Exercise brief -> Look through the lines below and extract each one that contains "School".

Data entries ->

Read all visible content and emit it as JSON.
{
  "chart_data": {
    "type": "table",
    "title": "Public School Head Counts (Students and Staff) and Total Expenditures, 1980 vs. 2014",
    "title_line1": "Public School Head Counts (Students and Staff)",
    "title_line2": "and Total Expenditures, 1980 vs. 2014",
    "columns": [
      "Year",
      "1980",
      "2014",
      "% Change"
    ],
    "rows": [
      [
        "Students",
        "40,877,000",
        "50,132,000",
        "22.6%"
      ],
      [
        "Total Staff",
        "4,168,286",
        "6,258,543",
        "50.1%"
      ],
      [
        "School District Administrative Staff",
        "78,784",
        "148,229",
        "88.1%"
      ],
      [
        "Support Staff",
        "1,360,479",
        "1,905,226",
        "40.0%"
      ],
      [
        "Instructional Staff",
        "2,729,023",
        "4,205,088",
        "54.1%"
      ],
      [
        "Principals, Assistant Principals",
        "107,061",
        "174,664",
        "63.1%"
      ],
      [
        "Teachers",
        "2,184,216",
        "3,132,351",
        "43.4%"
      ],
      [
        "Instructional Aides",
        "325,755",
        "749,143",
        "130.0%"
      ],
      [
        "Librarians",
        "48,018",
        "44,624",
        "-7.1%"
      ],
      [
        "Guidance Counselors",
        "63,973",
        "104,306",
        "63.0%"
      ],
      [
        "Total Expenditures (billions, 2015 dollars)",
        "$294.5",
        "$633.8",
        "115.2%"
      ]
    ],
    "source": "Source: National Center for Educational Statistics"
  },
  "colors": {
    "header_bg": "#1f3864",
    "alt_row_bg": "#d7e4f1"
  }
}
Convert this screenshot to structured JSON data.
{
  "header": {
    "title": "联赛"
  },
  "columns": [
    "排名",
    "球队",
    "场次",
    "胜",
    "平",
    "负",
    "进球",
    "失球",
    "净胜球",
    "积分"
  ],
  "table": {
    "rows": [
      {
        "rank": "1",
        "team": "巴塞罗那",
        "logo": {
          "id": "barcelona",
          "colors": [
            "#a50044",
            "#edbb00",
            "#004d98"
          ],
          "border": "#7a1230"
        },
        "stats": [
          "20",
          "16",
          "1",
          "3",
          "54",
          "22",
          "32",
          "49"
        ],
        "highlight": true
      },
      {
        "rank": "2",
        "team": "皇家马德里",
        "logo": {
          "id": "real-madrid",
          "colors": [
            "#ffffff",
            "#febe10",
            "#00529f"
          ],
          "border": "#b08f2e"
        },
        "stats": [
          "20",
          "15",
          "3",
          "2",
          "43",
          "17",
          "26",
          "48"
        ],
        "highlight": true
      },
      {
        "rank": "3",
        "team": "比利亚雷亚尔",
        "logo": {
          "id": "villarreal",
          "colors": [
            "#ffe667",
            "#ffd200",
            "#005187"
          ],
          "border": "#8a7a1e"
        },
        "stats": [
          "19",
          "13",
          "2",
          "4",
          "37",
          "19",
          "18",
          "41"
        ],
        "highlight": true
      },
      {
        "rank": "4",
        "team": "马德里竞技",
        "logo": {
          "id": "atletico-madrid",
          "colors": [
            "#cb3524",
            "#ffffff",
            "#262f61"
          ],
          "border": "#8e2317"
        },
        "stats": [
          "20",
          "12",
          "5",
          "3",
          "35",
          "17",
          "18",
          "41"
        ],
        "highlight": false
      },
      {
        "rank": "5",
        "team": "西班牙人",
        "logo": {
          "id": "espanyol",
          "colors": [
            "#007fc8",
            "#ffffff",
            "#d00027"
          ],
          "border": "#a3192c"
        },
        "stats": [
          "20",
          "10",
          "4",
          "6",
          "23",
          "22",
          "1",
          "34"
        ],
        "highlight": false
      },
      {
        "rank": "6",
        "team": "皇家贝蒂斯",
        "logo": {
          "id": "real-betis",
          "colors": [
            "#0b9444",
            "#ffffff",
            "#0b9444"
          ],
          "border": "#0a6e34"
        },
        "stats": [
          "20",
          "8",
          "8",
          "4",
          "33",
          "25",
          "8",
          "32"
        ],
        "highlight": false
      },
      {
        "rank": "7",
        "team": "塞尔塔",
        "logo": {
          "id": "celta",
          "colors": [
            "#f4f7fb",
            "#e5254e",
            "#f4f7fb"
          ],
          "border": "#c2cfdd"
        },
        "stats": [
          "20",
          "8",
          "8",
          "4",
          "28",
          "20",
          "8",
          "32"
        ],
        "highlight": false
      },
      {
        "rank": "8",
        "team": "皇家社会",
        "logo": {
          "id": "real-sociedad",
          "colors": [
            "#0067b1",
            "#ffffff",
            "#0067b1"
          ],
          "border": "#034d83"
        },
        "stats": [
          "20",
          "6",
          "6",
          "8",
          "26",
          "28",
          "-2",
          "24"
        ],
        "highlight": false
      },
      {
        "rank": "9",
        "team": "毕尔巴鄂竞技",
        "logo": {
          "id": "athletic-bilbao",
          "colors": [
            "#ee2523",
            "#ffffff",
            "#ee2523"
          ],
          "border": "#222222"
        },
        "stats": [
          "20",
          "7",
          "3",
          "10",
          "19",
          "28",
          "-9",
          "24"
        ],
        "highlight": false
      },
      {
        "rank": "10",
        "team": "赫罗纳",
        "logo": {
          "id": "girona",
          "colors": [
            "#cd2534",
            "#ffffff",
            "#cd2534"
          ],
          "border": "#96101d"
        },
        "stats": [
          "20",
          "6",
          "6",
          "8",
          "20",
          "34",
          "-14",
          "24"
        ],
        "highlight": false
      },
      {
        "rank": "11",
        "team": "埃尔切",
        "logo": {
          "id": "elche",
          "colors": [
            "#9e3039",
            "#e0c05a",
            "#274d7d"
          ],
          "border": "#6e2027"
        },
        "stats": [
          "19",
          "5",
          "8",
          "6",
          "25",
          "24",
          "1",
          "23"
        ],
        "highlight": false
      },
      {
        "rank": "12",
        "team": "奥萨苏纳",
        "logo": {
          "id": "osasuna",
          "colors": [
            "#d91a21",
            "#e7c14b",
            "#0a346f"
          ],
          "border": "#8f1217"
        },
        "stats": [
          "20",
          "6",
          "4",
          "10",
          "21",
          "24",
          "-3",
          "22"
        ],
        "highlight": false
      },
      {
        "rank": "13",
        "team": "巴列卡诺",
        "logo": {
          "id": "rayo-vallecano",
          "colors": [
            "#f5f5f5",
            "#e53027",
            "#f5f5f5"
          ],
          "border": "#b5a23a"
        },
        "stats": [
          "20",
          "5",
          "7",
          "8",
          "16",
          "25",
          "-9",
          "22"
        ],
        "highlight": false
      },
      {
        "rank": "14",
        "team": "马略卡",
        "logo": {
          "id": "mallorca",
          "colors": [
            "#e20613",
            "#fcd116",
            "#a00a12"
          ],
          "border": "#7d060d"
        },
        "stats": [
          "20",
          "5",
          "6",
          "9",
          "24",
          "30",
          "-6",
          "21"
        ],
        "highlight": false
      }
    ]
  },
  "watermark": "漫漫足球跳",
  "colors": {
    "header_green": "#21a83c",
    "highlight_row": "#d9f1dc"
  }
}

Solution to this task ->
    "title": "Public School Head Counts (Students and Staff) and Total Expenditures, 1980 vs. 2014",
    "title_line1": "Public School Head Counts (Students and Staff)",
        "School District Administrative Staff",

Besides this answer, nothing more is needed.